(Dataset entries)
* BEGIN *
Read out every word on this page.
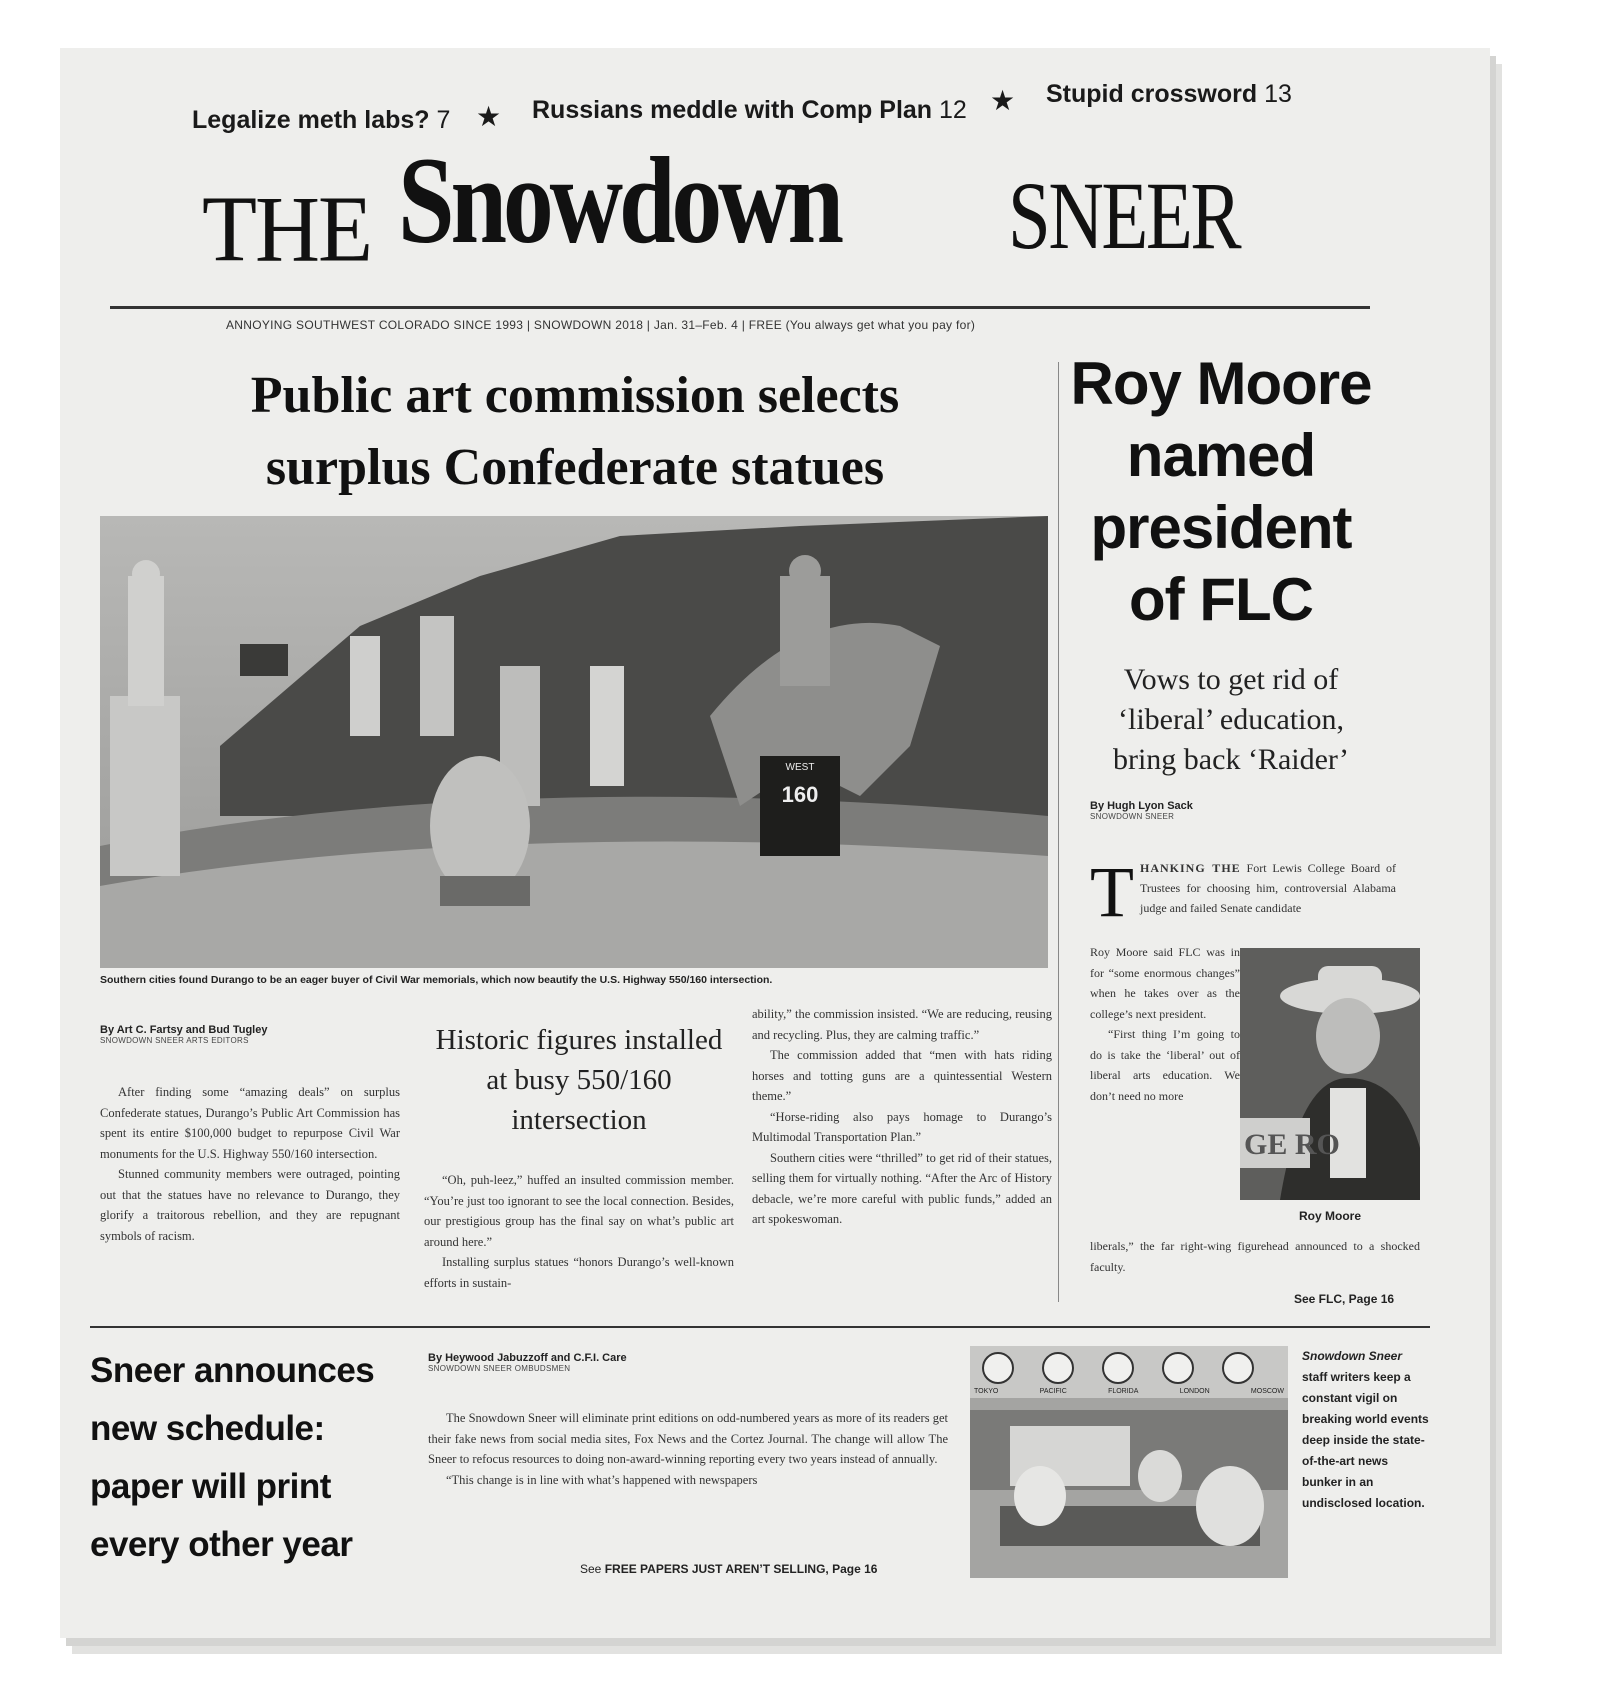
Legalize meth labs? 7 ★ Russians meddle with Comp Plan 12 ★ Stupid crossword 13
THE Snowdown SNEER
ANNOYING SOUTHWEST COLORADO SINCE 1993 | SNOWDOWN 2018 | Jan. 31–Feb. 4 | FREE (You always get what you pay for)
Public art commission selects
surplus Confederate statues
WEST
160
Southern cities found Durango to be an eager buyer of Civil War memorials, which now beautify the U.S. Highway 550/160 intersection.
By Art C. Fartsy and Bud Tugley
SNOWDOWN SNEER ARTS EDITORS

After finding some “amazing deals” on surplus Confederate statues, Durango’s Public Art Commission has spent its entire $100,000 budget to repurpose Civil War monuments for the U.S. Highway 550/160 intersection.

Stunned community members were outraged, pointing out that the statues have no relevance to Durango, they glorify a traitorous rebellion, and they are repugnant symbols of racism.

Historic figures installed at busy 550/160 intersection

“Oh, puh-leez,” huffed an insulted commission member. “You’re just too ignorant to see the local connection. Besides, our prestigious group has the final say on what’s public art around here.”

Installing surplus statues “honors Durango’s well-known efforts in sustain-

ability,” the commission insisted. “We are reducing, reusing and recycling. Plus, they are calming traffic.”

The commission added that “men with hats riding horses and totting guns are a quintessential Western theme.”

“Horse-riding also pays homage to Durango’s Multimodal Transportation Plan.”

Southern cities were “thrilled” to get rid of their statues, selling them for virtually nothing. “After the Arc of History debacle, we’re more careful with public funds,” added an art spokeswoman.

Roy Moore
named
president
of FLC
Vows to get rid of
‘liberal’ education,
bring back ‘Raider’
By Hugh Lyon Sack
SNOWDOWN SNEER
T HANKING THE Fort Lewis College Board of Trustees for choosing him, controversial Alabama judge and failed Senate candidate

Roy Moore said FLC was in for “some enormous changes” when he takes over as the college’s next president.

“First thing I’m going to do is take the ‘liberal’ out of liberal arts education. We don’t need no more

GE RO
Roy Moore

liberals,” the far right-wing figurehead announced to a shocked faculty.

See FLC, Page 16
Sneer announces
new schedule:
paper will print
every other year
By Heywood Jabuzzoff and C.F.I. Care
SNOWDOWN SNEER OMBUDSMEN

The Snowdown Sneer will eliminate print editions on odd-numbered years as more of its readers get their fake news from social media sites, Fox News and the Cortez Journal. The change will allow The Sneer to refocus resources to doing non-award-winning reporting every two years instead of annually.

“This change is in line with what’s happened with newspapers

See FREE PAPERS JUST AREN’T SELLING, Page 16
TOKYO	PACIFIC	FLORIDA	LONDON	MOSCOW
Snowdown Sneer staff writers keep a constant vigil on breaking world events deep inside the state-of-the-art news bunker in an undisclosed location.
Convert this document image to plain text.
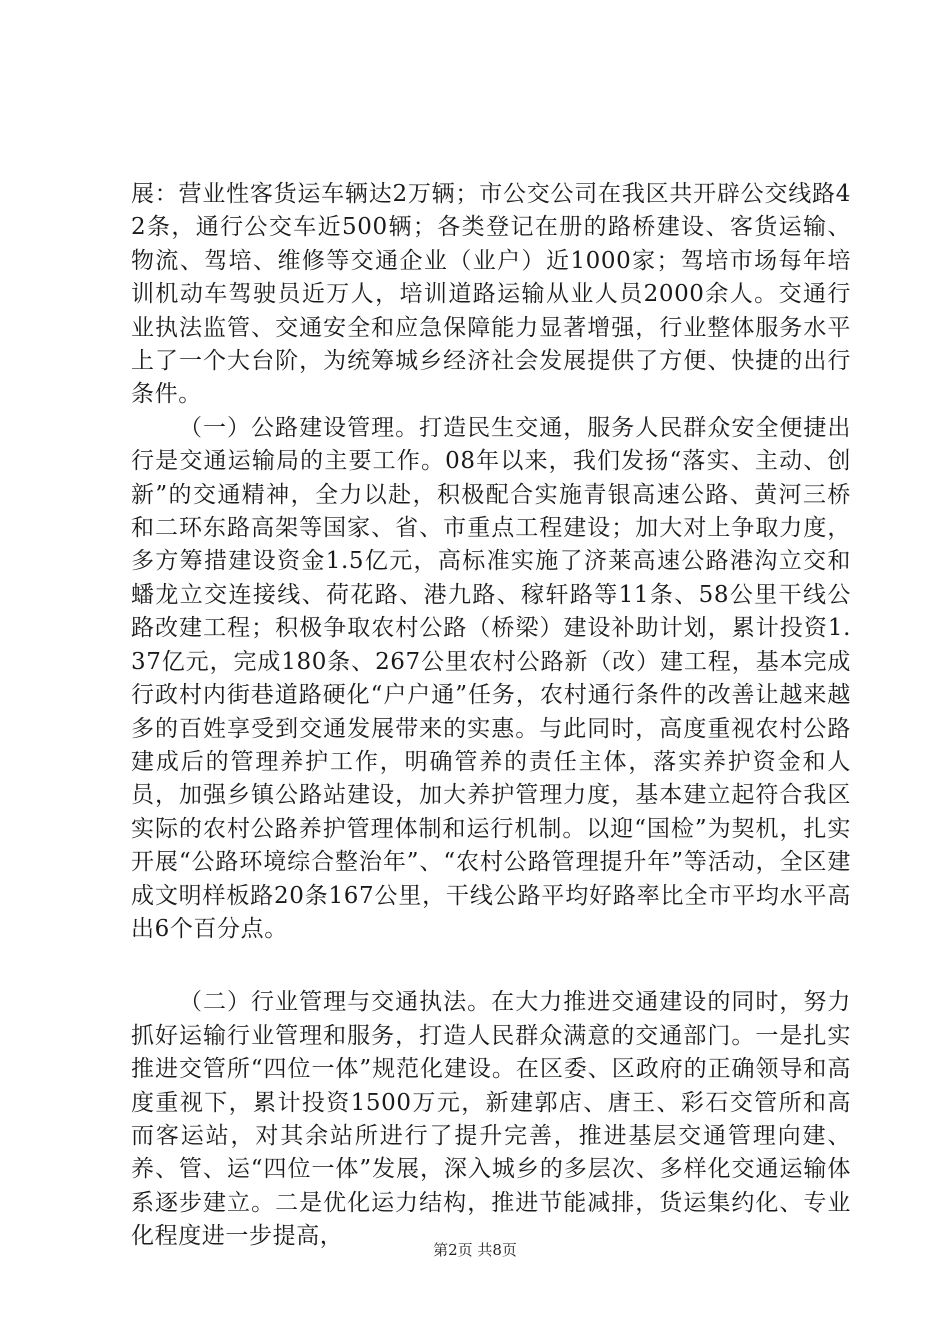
展：营业性客货运车辆达2万辆；市公交公司在我区共开辟公交线路42条，通行公交车近500辆；各类登记在册的路桥建设、客货运输、物流、驾培、维修等交通企业（业户）近1000家；驾培市场每年培训机动车驾驶员近万人，培训道路运输从业人员2000余人。交通行业执法监管、交通安全和应急保障能力显著增强，行业整体服务水平上了一个大台阶，为统筹城乡经济社会发展提供了方便、快捷的出行条件。

（一）公路建设管理。打造民生交通，服务人民群众安全便捷出行是交通运输局的主要工作。08年以来，我们发扬“落实、主动、创新”的交通精神，全力以赴，积极配合实施青银高速公路、黄河三桥和二环东路高架等国家、省、市重点工程建设；加大对上争取力度，多方筹措建设资金1.5亿元，高标准实施了济莱高速公路港沟立交和蟠龙立交连接线、荷花路、港九路、稼轩路等11条、58公里干线公路改建工程；积极争取农村公路（桥梁）建设补助计划，累计投资1.37亿元，完成180条、267公里农村公路新（改）建工程，基本完成行政村内街巷道路硬化“户户通”任务，农村通行条件的改善让越来越多的百姓享受到交通发展带来的实惠。与此同时，高度重视农村公路建成后的管理养护工作，明确管养的责任主体，落实养护资金和人员，加强乡镇公路站建设，加大养护管理力度，基本建立起符合我区实际的农村公路养护管理体制和运行机制。以迎“国检”为契机，扎实开展“公路环境综合整治年”、“农村公路管理提升年”等活动，全区建成文明样板路20条167公里，干线公路平均好路率比全市平均水平高出6个百分点。

（二）行业管理与交通执法。在大力推进交通建设的同时，努力抓好运输行业管理和服务，打造人民群众满意的交通部门。一是扎实推进交管所“四位一体”规范化建设。在区委、区政府的正确领导和高度重视下，累计投资1500万元，新建郭店、唐王、彩石交管所和高而客运站，对其余站所进行了提升完善，推进基层交通管理向建、养、管、运“四位一体”发展，深入城乡的多层次、多样化交通运输体系逐步建立。二是优化运力结构，推进节能减排，货运集约化、专业化程度进一步提高，

第2页 共8页
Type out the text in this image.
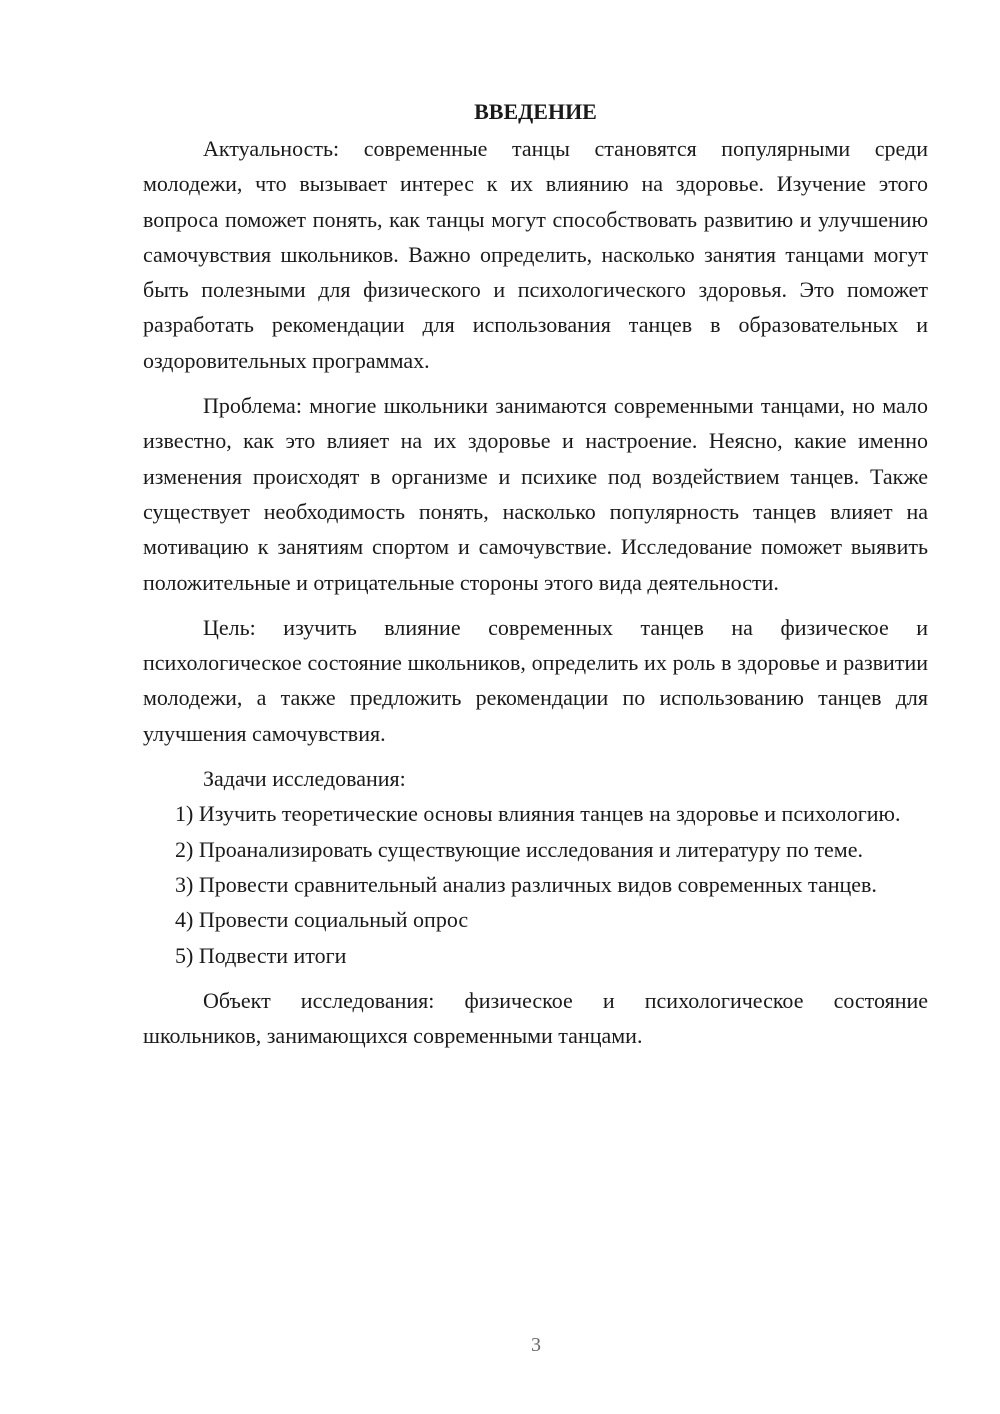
ВВЕДЕНИЕ

Актуальность: современные танцы становятся популярными среди молодежи, что вызывает интерес к их влиянию на здоровье. Изучение этого вопроса поможет понять, как танцы могут способствовать развитию и улучшению самочувствия школьников. Важно определить, насколько занятия танцами могут быть полезными для физического и психологического здоровья. Это поможет разработать рекомендации для использования танцев в образовательных и оздоровительных программах.

Проблема: многие школьники занимаются современными танцами, но мало известно, как это влияет на их здоровье и настроение. Неясно, какие именно изменения происходят в организме и психике под воздействием танцев. Также существует необходимость понять, насколько популярность танцев влияет на мотивацию к занятиям спортом и самочувствие. Исследование поможет выявить положительные и отрицательные стороны этого вида деятельности.

Цель: изучить влияние современных танцев на физическое и психологическое состояние школьников, определить их роль в здоровье и развитии молодежи, а также предложить рекомендации по использованию танцев для улучшения самочувствия.

Задачи исследования:

1) Изучить теоретические основы влияния танцев на здоровье и психологию.

2) Проанализировать существующие исследования и литературу по теме.

3) Провести сравнительный анализ различных видов современных танцев.

4) Провести социальный опрос

5) Подвести итоги

Объект исследования: физическое и психологическое состояние школьников, занимающихся современными танцами.

3
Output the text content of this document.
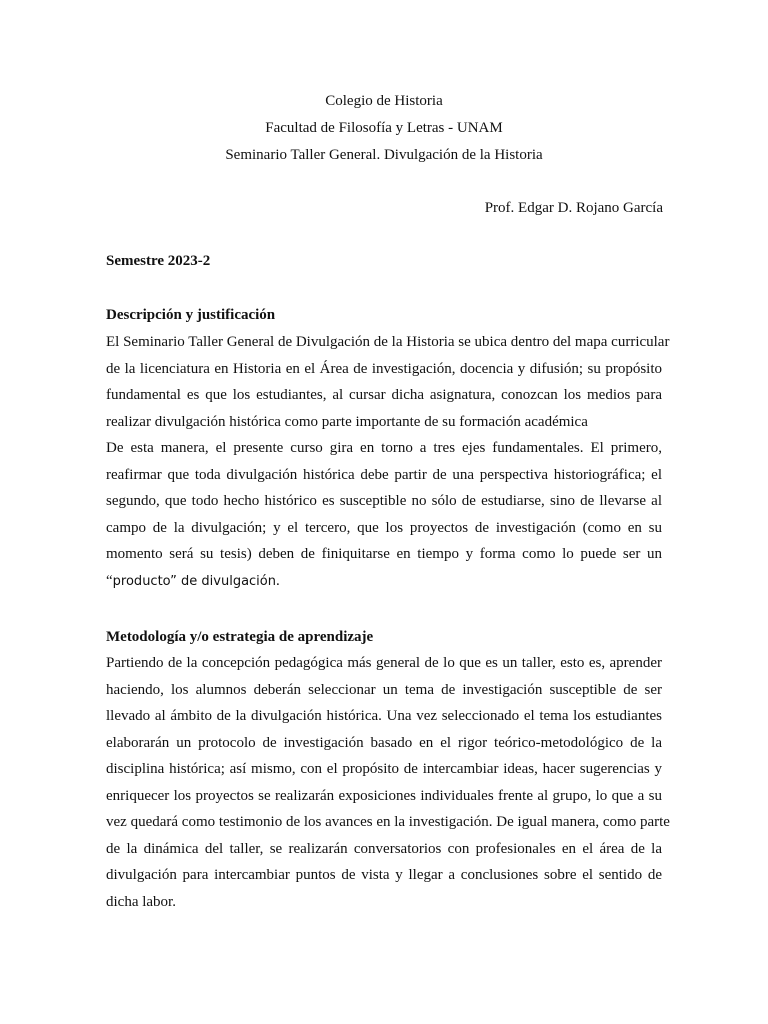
Colegio de Historia
Facultad de Filosofía y Letras - UNAM
Seminario Taller General. Divulgación de la Historia
Prof. Edgar D. Rojano García
Semestre 2023-2
Descripción y justificación
El Seminario Taller General de Divulgación de la Historia se ubica dentro del mapa curricular
de la licenciatura en Historia en el Área de investigación, docencia y difusión; su propósito
fundamental es que los estudiantes, al cursar dicha asignatura, conozcan los medios para
realizar divulgación histórica como parte importante de su formación académica
De esta manera, el presente curso gira en torno a tres ejes fundamentales. El primero,
reafirmar que toda divulgación histórica debe partir de una perspectiva historiográfica; el
segundo, que todo hecho histórico es susceptible no sólo de estudiarse, sino de llevarse al
campo de la divulgación; y el tercero, que los proyectos de investigación (como en su
momento será su tesis) deben de finiquitarse en tiempo y forma como lo puede ser un
“producto” de divulgación.
Metodología y/o estrategia de aprendizaje
Partiendo de la concepción pedagógica más general de lo que es un taller, esto es, aprender
haciendo, los alumnos deberán seleccionar un tema de investigación susceptible de ser
llevado al ámbito de la divulgación histórica. Una vez seleccionado el tema los estudiantes
elaborarán un protocolo de investigación basado en el rigor teórico-metodológico de la
disciplina histórica; así mismo, con el propósito de intercambiar ideas, hacer sugerencias y
enriquecer los proyectos se realizarán exposiciones individuales frente al grupo, lo que a su
vez quedará como testimonio de los avances en la investigación. De igual manera, como parte
de la dinámica del taller, se realizarán conversatorios con profesionales en el área de la
divulgación para intercambiar puntos de vista y llegar a conclusiones sobre el sentido de
dicha labor.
* END *
» **The task**
Pick out the lines that have the word "молодежи". Copy them all.

» **Task output**
Актуальность: современные танцы становятся популярными среди молодежи, что вызывает интерес к их влиянию на здоровье. Изучение этого вопроса поможет понять, как танцы могут способствовать развитию и улучшению самочувствия школьников. Важно определить, насколько занятия танцами могут быть полезными для физического и психологического здоровья. Это поможет разработать рекомендации для использования танцев в образовательных и оздоровительных программах.
Цель: изучить влияние современных танцев на физическое и психологическое состояние школьников, определить их роль в здоровье и развитии молодежи, а также предложить рекомендации по использованию танцев для улучшения самочувствия.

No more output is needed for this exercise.